__Exercise goal__: Could you copy every line from the material below in which "full" appears?

__Material provided__:

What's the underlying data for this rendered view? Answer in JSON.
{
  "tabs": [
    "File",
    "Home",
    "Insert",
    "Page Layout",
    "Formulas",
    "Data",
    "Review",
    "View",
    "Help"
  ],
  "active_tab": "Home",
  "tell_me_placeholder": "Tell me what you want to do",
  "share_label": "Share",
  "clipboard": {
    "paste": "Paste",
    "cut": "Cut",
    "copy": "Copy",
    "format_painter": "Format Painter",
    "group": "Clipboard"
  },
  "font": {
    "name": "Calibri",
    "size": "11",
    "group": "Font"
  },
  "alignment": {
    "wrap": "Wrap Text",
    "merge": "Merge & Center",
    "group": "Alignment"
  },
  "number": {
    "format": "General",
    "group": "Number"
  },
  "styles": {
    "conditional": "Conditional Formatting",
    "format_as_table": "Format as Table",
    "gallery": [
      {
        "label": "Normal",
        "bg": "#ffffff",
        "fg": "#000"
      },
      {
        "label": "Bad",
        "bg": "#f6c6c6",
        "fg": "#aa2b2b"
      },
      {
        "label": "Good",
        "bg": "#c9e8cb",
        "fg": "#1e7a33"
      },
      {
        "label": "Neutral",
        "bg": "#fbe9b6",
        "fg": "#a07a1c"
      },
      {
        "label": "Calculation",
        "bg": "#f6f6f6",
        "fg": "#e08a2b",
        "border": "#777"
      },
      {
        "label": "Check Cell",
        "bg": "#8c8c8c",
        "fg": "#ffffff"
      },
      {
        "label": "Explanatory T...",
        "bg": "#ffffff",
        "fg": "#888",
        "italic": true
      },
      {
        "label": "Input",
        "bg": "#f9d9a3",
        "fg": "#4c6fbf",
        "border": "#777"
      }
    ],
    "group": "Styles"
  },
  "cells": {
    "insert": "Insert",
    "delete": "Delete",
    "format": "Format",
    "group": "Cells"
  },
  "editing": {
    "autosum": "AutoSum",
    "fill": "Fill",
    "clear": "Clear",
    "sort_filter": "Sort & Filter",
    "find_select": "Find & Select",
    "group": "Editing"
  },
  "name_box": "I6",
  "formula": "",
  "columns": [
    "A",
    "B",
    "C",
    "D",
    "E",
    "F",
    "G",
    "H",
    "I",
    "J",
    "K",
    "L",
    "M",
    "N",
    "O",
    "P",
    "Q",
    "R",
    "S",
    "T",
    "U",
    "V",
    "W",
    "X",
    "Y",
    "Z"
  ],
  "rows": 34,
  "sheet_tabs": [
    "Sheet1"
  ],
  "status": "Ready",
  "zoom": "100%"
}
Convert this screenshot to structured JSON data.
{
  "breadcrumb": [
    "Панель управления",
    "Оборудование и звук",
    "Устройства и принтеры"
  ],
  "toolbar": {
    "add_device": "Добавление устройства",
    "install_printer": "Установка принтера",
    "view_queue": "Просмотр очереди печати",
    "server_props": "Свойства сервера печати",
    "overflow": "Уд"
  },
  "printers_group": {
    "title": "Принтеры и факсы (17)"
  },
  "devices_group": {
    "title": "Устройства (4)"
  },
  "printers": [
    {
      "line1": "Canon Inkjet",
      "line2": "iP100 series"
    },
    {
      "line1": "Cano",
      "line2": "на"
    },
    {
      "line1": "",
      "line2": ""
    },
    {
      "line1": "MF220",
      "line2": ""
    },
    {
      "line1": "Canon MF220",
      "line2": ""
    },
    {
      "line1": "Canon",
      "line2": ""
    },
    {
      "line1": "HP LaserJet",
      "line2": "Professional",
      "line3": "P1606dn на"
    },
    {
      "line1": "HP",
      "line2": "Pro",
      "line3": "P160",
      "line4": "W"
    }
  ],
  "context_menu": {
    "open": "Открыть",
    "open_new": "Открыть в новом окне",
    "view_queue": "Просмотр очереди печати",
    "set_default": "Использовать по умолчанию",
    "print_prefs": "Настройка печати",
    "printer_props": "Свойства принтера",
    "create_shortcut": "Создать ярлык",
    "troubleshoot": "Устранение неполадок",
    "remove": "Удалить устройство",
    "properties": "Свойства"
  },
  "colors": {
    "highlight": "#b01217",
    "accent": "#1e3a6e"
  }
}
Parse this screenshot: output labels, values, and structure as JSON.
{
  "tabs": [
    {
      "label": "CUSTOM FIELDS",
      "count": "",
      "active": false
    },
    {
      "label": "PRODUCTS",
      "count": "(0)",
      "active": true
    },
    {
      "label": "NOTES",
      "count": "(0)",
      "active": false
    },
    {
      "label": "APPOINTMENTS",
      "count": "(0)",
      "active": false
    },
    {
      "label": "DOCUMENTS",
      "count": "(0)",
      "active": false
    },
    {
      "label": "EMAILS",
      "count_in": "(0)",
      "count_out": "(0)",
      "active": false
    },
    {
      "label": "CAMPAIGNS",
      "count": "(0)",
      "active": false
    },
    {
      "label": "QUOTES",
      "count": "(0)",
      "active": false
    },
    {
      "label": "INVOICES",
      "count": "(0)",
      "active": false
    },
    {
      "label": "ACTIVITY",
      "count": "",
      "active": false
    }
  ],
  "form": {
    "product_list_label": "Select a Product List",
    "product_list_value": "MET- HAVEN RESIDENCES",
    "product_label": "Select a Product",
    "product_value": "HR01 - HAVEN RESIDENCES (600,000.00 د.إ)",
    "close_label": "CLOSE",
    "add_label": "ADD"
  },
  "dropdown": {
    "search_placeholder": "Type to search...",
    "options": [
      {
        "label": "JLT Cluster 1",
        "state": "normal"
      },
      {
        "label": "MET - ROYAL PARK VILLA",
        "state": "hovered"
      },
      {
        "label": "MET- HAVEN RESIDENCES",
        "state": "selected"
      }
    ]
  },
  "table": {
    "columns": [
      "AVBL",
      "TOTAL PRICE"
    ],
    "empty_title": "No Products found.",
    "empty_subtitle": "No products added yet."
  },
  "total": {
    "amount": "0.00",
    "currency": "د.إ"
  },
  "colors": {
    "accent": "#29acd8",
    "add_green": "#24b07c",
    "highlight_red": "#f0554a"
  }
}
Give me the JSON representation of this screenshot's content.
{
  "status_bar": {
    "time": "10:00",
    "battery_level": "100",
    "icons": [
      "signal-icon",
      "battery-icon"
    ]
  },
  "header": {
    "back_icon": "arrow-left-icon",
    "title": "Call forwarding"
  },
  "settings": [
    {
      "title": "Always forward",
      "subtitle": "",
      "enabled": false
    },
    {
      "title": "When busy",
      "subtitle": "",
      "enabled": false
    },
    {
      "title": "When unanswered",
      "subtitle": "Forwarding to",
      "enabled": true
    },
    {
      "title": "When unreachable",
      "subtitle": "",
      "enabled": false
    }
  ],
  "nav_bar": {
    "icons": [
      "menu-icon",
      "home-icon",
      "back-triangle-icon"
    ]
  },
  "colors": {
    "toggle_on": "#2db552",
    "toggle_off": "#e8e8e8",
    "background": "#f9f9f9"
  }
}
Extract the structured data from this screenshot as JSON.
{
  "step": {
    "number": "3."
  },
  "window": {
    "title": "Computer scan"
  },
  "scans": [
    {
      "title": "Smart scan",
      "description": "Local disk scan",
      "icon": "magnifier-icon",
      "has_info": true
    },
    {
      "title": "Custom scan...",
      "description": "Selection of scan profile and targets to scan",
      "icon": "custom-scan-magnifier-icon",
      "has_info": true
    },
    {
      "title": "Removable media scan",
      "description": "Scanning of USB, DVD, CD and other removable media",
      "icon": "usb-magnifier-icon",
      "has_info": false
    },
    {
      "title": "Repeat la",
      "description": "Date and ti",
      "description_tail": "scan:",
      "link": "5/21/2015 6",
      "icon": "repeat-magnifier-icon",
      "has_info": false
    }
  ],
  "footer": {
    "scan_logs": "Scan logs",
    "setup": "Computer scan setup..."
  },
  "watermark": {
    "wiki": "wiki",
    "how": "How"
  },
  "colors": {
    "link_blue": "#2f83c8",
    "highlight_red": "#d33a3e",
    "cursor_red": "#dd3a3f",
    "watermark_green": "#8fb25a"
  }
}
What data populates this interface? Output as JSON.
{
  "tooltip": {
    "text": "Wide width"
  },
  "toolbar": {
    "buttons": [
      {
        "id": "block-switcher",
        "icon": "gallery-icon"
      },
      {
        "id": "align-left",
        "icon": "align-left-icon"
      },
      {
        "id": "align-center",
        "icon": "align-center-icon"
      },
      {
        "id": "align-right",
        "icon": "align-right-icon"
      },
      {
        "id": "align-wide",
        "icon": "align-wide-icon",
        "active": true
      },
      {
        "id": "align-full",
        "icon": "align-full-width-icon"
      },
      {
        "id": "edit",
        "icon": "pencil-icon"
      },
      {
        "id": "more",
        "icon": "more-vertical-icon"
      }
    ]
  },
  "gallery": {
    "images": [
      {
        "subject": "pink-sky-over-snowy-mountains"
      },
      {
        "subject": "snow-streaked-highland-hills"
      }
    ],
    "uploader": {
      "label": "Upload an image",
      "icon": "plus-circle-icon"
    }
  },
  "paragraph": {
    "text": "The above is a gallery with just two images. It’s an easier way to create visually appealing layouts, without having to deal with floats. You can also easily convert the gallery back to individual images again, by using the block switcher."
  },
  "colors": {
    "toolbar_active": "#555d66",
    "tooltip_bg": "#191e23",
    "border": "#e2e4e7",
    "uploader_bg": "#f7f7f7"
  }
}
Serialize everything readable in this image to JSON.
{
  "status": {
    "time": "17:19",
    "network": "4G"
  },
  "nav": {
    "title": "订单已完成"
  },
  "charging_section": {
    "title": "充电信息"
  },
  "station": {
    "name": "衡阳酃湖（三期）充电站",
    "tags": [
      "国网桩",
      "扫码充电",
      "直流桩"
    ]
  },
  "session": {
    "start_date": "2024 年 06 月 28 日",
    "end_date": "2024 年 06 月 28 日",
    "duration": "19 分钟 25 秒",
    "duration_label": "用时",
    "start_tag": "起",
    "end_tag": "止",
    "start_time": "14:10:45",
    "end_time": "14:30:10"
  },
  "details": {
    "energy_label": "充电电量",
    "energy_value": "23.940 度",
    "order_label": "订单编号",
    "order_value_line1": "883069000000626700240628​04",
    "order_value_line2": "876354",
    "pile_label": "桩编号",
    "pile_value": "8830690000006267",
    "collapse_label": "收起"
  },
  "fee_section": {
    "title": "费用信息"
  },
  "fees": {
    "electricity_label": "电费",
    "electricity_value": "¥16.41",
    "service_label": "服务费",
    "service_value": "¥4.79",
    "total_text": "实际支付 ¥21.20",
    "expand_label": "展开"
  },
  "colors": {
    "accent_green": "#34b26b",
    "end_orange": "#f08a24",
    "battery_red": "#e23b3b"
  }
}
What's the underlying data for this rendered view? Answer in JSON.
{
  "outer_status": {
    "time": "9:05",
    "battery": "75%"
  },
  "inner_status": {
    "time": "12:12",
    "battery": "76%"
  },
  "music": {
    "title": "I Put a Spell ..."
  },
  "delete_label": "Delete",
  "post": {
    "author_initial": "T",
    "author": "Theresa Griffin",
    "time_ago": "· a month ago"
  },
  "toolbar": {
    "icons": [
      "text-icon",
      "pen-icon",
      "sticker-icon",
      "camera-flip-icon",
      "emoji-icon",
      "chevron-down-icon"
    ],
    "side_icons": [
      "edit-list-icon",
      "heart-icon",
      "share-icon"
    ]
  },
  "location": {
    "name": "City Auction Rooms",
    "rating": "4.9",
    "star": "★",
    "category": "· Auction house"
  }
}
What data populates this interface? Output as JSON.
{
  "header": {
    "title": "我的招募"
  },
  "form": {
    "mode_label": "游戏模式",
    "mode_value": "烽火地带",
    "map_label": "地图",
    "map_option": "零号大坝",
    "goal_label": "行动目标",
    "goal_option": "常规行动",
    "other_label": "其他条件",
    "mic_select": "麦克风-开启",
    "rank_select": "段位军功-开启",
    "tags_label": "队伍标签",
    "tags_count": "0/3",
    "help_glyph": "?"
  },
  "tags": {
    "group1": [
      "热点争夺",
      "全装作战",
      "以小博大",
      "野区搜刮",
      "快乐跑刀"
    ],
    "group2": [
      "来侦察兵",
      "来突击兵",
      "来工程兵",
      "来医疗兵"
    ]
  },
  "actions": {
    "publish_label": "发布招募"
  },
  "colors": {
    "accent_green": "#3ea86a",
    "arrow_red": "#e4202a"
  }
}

__Solved exercise__:
        "id": "align-full",
        "icon": "align-full-width-icon"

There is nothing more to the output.